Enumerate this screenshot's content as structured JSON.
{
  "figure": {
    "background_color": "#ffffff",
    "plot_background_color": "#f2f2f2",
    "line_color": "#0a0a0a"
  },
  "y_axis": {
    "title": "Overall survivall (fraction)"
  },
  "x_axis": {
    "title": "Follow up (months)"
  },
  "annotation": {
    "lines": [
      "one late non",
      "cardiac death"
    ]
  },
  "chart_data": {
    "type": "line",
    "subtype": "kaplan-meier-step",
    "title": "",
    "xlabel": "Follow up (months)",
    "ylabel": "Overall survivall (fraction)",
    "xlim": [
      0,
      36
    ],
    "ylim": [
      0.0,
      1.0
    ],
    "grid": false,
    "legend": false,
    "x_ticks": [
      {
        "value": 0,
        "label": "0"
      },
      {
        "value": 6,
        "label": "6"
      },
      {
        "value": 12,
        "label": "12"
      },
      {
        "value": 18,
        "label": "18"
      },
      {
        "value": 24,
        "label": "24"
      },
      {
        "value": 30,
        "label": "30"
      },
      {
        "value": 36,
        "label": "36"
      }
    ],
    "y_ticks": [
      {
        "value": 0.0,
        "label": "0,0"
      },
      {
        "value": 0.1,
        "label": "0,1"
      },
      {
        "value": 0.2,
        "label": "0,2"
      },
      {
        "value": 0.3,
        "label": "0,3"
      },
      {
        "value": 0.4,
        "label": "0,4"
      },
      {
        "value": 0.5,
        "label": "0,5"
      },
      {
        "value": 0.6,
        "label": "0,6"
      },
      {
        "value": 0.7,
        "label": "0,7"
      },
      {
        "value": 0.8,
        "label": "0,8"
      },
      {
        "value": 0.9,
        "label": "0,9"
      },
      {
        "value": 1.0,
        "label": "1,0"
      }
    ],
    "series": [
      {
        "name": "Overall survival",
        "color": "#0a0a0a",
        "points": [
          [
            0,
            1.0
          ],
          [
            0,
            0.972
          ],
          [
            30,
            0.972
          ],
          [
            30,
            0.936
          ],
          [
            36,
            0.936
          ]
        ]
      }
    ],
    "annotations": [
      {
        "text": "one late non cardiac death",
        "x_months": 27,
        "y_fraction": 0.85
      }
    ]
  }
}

TASK GOAL => Return each line with "title".

CORRECT ANSWER =>
    "title": "Overall survivall (fraction)"
    "title": "Follow up (months)"
    "title": "",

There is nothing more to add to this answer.